**GIVEN TASK 1**
Copy the stretch of the thick film paste thread from "The main thing" through "in aqua regia.", word for word.

**EXCERPT**
# Thick film paste



## charrid (Aug 24, 2016)

Does anybody have a suggestion for reclaiming gold from raw unused thick film paste? The composition besides gold powder contains glass frit and high viscosity organic solvents. Normally the paste is screen printed on alumina ceramic and fired in a belt furnace at under 1000C. The glass bonds the gold to the alumina surface. I am a beginner with basic chemistry and metallurgy knowledge. Thanks.


----------



## 4metals (Aug 24, 2016)

The paste usually has an oil based solvent which is flammable (at one time it was pine oil). I used to get in jars of the paste for refining and all I did was open up the lids and light the paste and let it burn off. you could also put the open paste bottles in an oven to do the same thing. 

The main thing you are trying to do is burn off the organic, after that, it is routine aqua regia refining to recover the gold. Since the burning will not approach the melting point of the gold the resulting chunks are easily broken up with a mortar and pestle and they dissolve quickly. 

When I refined the paste, I also processed a lot of scrap called Kin Wipes. They were a lint free paper towel which was used to clean up the printing apparatus that they printed the thick film circuits with. Since what they were cleaning off was gold paste, they yielded heavily. All I had to do was burn the paper off in a metal can and process the ash in aqua regia. 

Thick film paste material is high yielding waste from the thick film hybrid manufacturing industry.


----------



## nickvc (Aug 25, 2016)

I remember we had a lot of those type of bottles come in to refine, they were termed gold paints I think from the pottery industry and we did exactly as 4metals suggested to you burn off the oil and refine the residues with AR, and yes they were high yielding


----------

**LISTING**
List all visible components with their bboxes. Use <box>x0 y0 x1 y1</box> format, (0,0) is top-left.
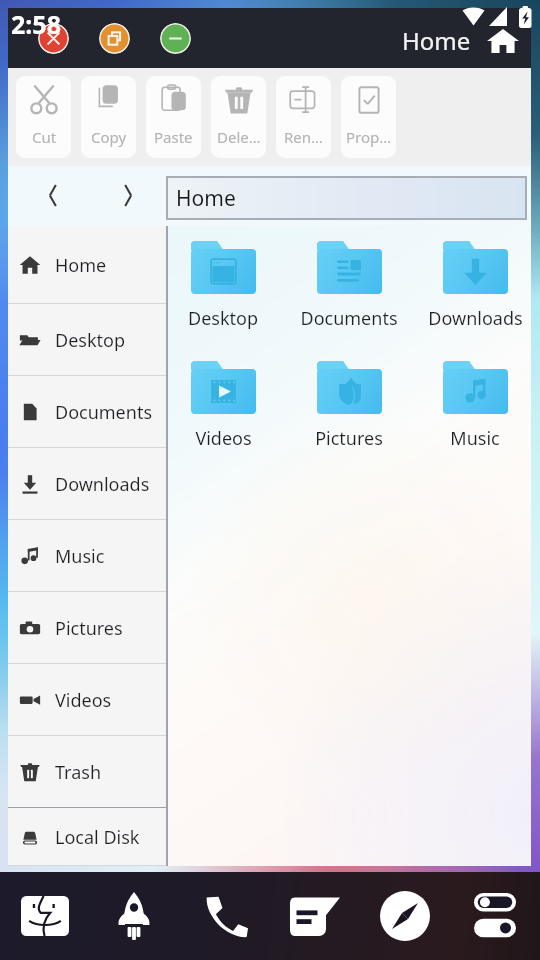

---

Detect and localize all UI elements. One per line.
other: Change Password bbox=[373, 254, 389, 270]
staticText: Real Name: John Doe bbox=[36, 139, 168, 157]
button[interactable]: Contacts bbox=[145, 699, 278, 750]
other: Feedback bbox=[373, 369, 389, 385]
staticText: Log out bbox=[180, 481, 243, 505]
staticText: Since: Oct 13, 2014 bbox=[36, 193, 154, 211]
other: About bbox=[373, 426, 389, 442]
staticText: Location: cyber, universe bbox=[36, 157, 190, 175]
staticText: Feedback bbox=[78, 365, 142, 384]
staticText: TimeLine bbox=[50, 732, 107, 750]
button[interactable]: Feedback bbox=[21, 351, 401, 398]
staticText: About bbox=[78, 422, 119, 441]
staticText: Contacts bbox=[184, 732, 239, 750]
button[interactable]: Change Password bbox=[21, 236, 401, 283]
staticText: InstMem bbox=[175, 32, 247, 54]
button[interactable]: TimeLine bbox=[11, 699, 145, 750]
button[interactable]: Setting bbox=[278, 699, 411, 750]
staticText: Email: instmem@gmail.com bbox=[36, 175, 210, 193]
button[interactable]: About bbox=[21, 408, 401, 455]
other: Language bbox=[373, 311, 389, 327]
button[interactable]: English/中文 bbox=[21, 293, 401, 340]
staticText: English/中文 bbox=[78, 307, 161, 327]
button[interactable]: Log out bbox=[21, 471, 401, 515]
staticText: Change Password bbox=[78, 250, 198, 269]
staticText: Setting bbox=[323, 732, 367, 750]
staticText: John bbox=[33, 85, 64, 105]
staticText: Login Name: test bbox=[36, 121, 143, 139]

**GIVEN TASK 2**
Repeat the stretch of the records from the line containing "Detect and localize" through the line containing "staticText: Log out bbox=[180, 481, 243, 505]", both included, without any changes.

**TASK RESPONSE 1**
The main thing you are trying to do is burn off the organic, after that, it is routine aqua regia refining to recover the gold. Since the burning will not approach the melting point of the gold the resulting chunks are easily broken up with a mortar and pestle and they dissolve quickly. 

When I refined the paste, I also processed a lot of scrap called Kin Wipes. They were a lint free paper towel which was used to clean up the printing apparatus that they printed the thick film circuits with. Since what they were cleaning off was gold paste, they yielded heavily. All I had to do was burn the paper off in a metal can and process the ash in aqua regia.

**TASK RESPONSE 2**
Detect and localize all UI elements. One per line.
other: Change Password bbox=[373, 254, 389, 270]
staticText: Real Name: John Doe bbox=[36, 139, 168, 157]
button[interactable]: Contacts bbox=[145, 699, 278, 750]
other: Feedback bbox=[373, 369, 389, 385]
staticText: Log out bbox=[180, 481, 243, 505]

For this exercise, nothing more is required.